> [Work to be completed] Gather every line in the records below that contains the word "title".
━━━━━━━━
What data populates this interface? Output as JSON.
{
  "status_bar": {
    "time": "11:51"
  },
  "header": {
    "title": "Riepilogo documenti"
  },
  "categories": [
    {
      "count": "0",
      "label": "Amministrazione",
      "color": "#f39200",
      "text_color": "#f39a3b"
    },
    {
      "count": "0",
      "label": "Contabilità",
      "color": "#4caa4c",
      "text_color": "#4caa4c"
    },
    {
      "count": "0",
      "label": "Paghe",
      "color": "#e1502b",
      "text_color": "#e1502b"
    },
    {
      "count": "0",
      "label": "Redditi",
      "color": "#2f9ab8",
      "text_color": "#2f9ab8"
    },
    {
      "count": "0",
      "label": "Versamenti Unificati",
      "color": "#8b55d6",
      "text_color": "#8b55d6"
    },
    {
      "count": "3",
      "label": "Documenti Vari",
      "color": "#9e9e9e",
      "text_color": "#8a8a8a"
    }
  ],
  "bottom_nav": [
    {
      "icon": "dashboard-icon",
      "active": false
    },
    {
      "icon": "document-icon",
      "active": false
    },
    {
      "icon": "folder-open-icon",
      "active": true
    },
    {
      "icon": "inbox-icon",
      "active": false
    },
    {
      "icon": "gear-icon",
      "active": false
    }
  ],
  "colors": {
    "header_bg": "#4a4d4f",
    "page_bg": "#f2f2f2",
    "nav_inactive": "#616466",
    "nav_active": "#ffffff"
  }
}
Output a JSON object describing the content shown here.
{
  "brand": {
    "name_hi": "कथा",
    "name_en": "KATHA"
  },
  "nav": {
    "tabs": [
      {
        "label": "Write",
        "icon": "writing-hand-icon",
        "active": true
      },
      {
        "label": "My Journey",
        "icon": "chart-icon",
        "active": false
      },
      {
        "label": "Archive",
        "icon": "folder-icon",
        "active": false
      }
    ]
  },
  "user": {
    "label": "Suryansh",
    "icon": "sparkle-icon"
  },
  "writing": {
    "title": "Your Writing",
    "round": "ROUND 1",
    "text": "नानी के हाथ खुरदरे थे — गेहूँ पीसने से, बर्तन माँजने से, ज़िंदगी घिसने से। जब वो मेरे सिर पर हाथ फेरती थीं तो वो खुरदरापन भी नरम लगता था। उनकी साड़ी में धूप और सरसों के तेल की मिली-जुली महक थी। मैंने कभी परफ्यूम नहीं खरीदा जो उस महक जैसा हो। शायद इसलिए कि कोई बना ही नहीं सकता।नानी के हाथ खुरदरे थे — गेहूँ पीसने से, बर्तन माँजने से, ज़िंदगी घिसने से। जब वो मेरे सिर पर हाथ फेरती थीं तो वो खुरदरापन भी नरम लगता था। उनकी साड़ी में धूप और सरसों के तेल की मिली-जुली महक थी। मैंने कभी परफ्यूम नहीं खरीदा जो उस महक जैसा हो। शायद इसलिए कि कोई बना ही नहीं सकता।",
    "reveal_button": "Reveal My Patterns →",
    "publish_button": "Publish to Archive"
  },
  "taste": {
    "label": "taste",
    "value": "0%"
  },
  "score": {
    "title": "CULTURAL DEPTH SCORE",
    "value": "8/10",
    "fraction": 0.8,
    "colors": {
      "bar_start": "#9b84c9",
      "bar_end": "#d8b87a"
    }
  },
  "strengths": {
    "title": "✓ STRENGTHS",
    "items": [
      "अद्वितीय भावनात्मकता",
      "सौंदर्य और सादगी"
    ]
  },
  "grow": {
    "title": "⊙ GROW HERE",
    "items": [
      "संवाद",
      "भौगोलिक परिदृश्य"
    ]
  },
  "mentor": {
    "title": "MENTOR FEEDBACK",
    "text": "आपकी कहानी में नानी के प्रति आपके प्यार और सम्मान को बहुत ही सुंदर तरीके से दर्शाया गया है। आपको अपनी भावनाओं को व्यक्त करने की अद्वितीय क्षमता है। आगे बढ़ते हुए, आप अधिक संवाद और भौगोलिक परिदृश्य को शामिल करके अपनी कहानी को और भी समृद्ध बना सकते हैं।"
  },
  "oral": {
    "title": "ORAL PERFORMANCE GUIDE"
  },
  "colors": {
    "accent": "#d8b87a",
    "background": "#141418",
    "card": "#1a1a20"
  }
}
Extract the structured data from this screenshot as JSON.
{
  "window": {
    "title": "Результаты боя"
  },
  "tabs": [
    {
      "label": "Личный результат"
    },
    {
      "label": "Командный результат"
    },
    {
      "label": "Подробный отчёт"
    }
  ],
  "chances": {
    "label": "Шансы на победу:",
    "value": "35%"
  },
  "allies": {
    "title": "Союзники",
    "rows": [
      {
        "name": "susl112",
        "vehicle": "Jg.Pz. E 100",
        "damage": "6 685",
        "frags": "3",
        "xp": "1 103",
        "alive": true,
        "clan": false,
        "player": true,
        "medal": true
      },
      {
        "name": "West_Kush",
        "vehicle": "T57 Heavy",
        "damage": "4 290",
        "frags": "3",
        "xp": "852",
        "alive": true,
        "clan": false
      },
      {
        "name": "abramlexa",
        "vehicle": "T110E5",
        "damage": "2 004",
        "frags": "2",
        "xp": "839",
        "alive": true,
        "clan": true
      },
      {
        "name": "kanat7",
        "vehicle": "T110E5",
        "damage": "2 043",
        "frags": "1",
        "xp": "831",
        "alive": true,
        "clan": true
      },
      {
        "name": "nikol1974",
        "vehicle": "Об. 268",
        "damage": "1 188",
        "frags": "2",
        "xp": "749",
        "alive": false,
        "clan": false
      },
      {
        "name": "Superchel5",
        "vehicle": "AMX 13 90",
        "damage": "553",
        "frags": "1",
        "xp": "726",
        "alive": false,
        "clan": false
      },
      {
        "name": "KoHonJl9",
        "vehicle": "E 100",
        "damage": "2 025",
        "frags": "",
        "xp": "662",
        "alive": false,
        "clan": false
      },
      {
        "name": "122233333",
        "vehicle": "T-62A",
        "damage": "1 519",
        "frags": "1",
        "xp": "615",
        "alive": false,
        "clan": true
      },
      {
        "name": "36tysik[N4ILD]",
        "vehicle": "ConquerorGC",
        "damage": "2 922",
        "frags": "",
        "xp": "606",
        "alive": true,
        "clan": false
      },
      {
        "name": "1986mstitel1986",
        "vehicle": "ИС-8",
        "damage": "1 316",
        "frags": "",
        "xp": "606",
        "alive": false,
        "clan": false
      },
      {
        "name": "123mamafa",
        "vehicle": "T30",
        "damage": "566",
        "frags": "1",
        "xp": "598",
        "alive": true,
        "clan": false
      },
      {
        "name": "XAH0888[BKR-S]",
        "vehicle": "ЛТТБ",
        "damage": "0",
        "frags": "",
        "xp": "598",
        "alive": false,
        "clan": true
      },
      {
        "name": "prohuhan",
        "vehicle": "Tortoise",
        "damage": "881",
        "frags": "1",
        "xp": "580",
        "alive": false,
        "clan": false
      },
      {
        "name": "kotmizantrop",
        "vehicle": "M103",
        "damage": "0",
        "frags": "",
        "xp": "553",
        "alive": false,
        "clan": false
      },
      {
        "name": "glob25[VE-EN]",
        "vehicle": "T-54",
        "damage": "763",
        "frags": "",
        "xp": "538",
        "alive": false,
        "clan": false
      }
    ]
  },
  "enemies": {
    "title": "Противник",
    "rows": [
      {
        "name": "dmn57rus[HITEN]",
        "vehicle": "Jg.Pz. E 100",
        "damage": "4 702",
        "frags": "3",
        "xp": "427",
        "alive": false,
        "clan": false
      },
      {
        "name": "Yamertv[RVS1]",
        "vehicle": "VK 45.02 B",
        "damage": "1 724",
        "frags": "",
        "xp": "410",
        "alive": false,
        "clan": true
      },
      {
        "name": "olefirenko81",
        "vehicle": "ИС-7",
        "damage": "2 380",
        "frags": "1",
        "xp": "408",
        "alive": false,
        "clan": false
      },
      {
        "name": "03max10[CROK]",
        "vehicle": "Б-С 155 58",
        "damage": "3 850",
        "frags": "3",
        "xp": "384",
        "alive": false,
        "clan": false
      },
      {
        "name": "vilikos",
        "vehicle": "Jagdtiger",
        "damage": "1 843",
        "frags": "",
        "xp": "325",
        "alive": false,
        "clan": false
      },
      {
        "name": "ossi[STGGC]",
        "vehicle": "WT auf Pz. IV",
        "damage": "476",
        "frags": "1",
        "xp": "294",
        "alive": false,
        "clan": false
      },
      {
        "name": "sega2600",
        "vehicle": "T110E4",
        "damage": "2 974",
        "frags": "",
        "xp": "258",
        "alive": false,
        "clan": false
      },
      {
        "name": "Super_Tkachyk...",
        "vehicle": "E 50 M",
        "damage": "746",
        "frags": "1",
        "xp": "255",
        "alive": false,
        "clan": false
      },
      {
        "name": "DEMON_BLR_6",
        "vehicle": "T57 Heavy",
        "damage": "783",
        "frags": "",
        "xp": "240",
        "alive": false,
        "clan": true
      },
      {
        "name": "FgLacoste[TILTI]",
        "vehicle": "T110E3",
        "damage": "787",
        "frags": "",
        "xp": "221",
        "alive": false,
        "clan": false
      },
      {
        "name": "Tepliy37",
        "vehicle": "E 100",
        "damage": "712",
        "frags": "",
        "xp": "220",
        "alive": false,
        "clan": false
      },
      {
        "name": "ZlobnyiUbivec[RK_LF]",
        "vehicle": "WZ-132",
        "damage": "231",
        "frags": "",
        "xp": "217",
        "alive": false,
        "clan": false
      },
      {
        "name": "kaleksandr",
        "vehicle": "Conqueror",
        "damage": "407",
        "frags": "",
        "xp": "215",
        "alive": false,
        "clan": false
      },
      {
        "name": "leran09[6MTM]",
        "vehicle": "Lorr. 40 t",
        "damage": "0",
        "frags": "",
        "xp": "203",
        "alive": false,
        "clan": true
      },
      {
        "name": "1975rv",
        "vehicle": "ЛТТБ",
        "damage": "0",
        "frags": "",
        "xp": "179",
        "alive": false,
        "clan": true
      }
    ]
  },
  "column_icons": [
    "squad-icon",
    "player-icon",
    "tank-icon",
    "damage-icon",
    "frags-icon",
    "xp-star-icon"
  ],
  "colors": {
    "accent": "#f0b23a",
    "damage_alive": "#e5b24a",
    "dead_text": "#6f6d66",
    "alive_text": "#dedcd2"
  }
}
━━━━━━━━
> [Task answer]
    "title": "Riepilogo documenti"
    "title": "Your Writing",
    "title": "CULTURAL DEPTH SCORE",
    "title": "✓ STRENGTHS",
    "title": "⊙ GROW HERE",
    "title": "MENTOR FEEDBACK",
    "title": "ORAL PERFORMANCE GUIDE"
    "title": "Результаты боя"
    "title": "Союзники",
    "title": "Противник",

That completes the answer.